Collect every line below that contains the word "vencedor".
-- PROVIDED MATERIAL start --
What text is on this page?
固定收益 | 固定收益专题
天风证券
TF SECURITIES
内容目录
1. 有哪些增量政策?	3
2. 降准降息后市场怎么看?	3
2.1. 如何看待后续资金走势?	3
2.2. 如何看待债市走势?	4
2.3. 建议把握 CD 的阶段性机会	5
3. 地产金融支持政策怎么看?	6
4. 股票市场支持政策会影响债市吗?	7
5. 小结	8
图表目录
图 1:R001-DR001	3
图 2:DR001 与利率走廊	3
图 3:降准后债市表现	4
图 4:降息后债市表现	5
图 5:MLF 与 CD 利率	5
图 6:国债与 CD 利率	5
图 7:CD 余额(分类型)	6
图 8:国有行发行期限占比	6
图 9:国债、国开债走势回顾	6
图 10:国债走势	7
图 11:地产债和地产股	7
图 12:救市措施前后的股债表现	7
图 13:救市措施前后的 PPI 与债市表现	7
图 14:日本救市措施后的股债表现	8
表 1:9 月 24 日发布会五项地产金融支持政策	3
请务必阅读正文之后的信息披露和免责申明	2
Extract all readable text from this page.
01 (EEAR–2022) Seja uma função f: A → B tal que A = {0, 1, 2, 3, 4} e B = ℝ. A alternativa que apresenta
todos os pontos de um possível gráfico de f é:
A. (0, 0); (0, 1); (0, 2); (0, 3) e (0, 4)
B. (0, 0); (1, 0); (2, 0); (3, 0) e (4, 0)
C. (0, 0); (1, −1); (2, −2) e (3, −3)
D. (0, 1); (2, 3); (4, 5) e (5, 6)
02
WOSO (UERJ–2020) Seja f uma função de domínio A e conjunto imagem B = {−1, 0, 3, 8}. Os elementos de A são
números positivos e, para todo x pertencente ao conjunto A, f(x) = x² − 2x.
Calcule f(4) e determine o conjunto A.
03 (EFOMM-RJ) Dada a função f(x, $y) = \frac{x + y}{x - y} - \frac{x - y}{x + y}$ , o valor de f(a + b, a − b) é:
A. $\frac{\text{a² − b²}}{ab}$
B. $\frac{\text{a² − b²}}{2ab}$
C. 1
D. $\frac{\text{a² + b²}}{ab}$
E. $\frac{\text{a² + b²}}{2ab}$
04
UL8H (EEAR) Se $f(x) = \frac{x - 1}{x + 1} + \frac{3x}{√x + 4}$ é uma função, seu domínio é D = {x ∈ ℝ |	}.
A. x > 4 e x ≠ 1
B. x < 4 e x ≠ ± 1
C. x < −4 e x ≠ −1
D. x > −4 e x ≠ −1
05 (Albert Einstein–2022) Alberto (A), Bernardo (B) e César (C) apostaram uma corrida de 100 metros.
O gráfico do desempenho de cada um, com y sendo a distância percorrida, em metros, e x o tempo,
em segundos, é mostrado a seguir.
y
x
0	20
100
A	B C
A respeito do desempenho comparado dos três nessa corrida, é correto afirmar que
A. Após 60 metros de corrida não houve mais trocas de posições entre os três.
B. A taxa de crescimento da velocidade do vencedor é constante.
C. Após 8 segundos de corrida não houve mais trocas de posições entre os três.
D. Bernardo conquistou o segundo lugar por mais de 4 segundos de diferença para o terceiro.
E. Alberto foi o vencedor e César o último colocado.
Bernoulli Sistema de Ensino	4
-- PROVIDED MATERIAL end --
■ OUTPUT FOR THIS EXERCISE ■
B. A taxa de crescimento da velocidade do vencedor é constante.
E. Alberto foi o vencedor e César o último colocado.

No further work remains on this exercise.